* _GOAL_
Leaving out the pictures, output the lines from the one that contains "Convert this document image to plain text." through the end of the material, exactly as they stand.

* _RECORDED DATA_
-- start --

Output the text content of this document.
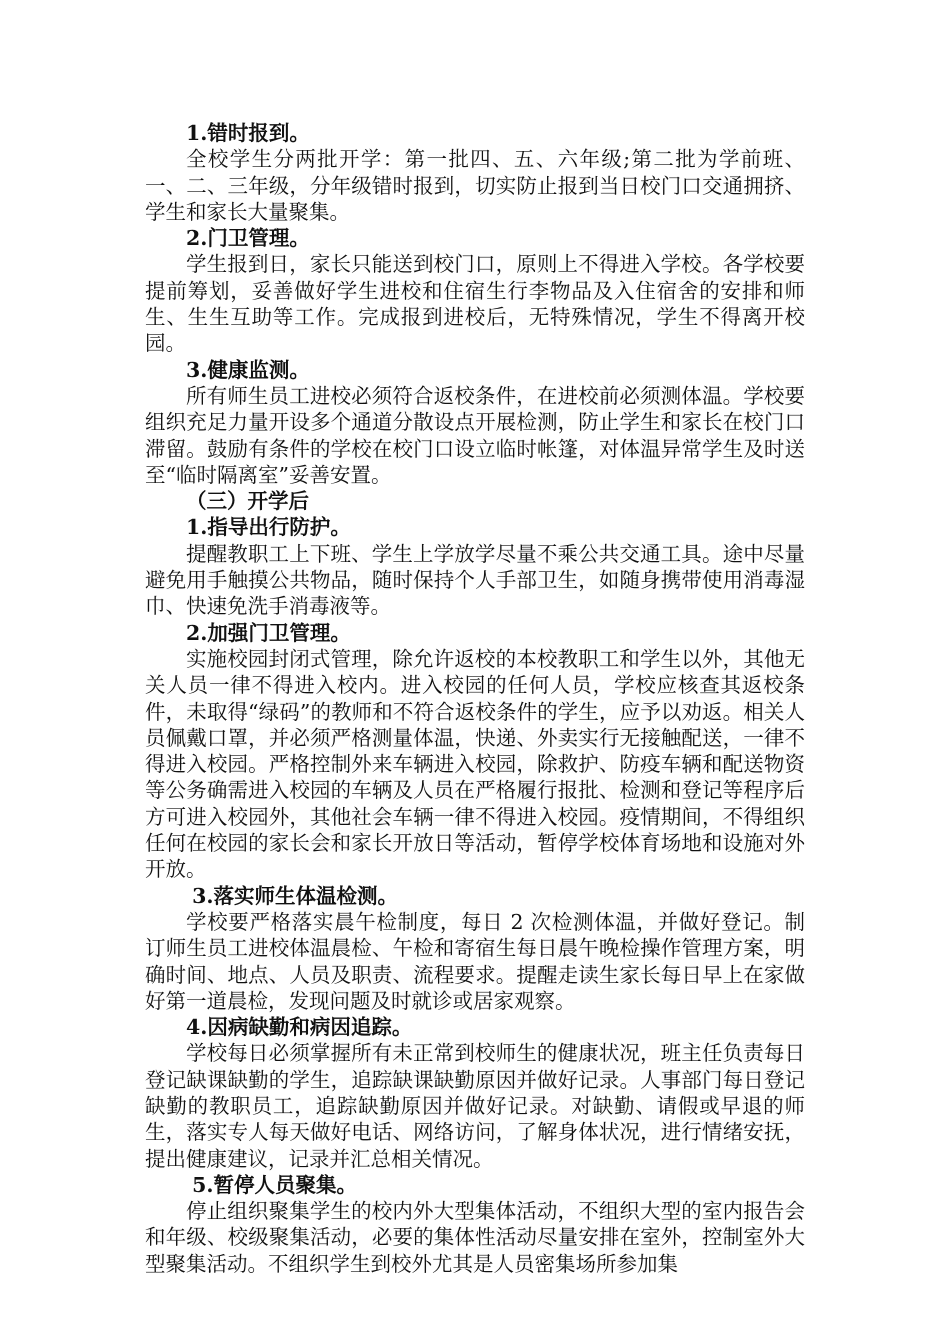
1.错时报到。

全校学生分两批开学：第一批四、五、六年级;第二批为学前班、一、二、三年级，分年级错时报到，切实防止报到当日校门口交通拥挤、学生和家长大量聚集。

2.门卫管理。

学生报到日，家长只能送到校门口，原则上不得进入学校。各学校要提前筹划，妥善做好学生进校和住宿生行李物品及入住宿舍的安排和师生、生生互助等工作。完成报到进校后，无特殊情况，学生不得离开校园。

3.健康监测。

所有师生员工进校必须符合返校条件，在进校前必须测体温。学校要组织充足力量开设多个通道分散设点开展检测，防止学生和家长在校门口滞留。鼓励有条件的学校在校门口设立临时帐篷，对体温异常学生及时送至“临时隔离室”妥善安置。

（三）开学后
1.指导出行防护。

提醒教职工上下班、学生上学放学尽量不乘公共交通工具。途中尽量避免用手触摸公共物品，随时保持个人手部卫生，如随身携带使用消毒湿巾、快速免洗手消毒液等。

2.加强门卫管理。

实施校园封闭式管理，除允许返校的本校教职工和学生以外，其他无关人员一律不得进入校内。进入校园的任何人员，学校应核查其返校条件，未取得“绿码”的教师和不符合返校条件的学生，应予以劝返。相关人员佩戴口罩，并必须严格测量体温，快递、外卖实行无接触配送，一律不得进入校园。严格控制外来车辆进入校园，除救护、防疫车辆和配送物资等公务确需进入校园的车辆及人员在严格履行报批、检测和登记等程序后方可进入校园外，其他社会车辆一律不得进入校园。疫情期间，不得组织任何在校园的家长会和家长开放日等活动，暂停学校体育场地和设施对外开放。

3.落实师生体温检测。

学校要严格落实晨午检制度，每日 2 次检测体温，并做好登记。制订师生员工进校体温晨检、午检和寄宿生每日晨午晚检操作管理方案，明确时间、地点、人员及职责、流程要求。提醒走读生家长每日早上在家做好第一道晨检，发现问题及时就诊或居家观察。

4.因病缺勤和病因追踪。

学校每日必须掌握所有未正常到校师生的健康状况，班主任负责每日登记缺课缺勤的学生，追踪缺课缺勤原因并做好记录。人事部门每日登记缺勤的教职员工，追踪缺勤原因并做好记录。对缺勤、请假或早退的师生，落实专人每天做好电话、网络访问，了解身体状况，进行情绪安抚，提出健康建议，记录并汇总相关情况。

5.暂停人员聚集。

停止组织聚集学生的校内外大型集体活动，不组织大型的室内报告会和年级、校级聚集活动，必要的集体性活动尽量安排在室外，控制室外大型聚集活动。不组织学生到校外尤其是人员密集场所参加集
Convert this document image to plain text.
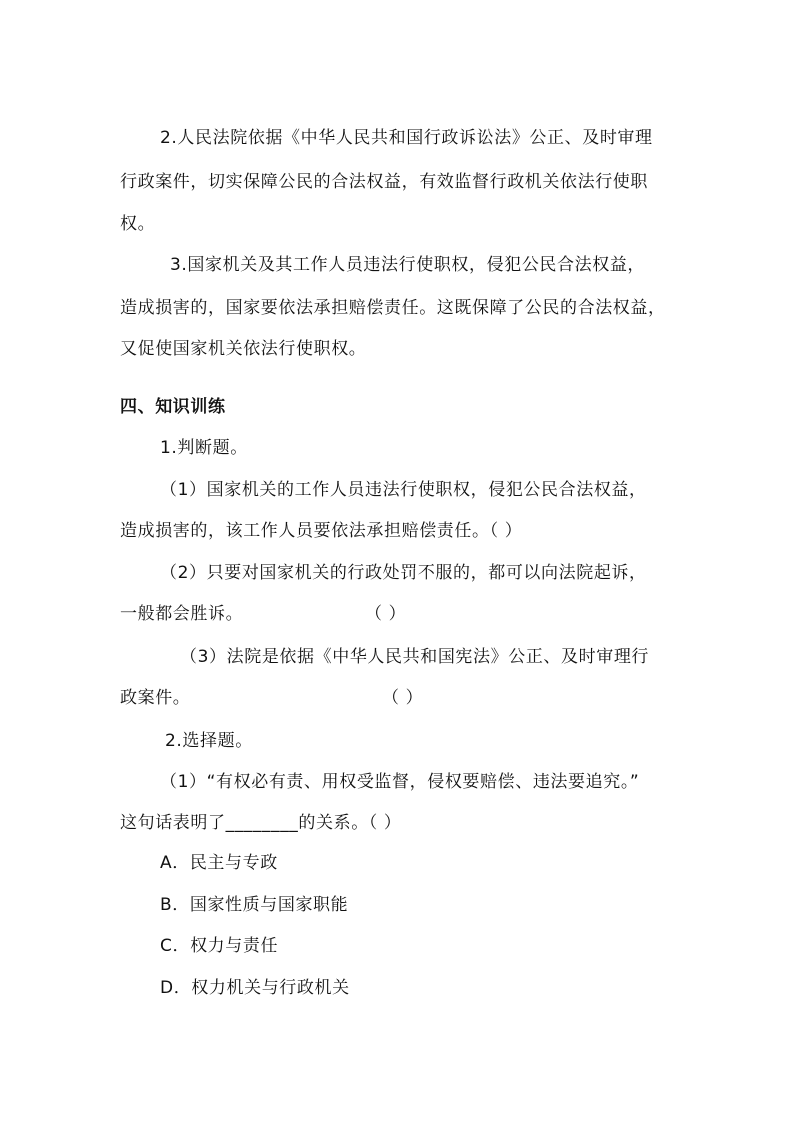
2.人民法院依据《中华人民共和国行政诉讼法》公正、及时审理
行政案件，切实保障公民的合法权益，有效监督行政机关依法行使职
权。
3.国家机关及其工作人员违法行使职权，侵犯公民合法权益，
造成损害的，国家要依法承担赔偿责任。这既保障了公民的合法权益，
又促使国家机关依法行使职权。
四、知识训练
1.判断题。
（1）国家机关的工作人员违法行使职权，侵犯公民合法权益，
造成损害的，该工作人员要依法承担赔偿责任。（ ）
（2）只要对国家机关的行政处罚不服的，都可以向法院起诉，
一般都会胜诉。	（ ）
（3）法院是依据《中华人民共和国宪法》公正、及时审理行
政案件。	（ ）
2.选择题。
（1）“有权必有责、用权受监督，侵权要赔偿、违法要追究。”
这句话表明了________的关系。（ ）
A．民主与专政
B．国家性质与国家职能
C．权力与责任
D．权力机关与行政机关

-- end --

* _RESPONSE TO THIS TASK_
Convert this document image to plain text.
2.人民法院依据《中华人民共和国行政诉讼法》公正、及时审理
行政案件，切实保障公民的合法权益，有效监督行政机关依法行使职
权。
3.国家机关及其工作人员违法行使职权，侵犯公民合法权益，
造成损害的，国家要依法承担赔偿责任。这既保障了公民的合法权益，
又促使国家机关依法行使职权。
四、知识训练
1.判断题。
（1）国家机关的工作人员违法行使职权，侵犯公民合法权益，
造成损害的，该工作人员要依法承担赔偿责任。（ ）
（2）只要对国家机关的行政处罚不服的，都可以向法院起诉，
一般都会胜诉。	（ ）
（3）法院是依据《中华人民共和国宪法》公正、及时审理行
政案件。	（ ）
2.选择题。
（1）“有权必有责、用权受监督，侵权要赔偿、违法要追究。”
这句话表明了________的关系。（ ）
A．民主与专政
B．国家性质与国家职能
C．权力与责任
D．权力机关与行政机关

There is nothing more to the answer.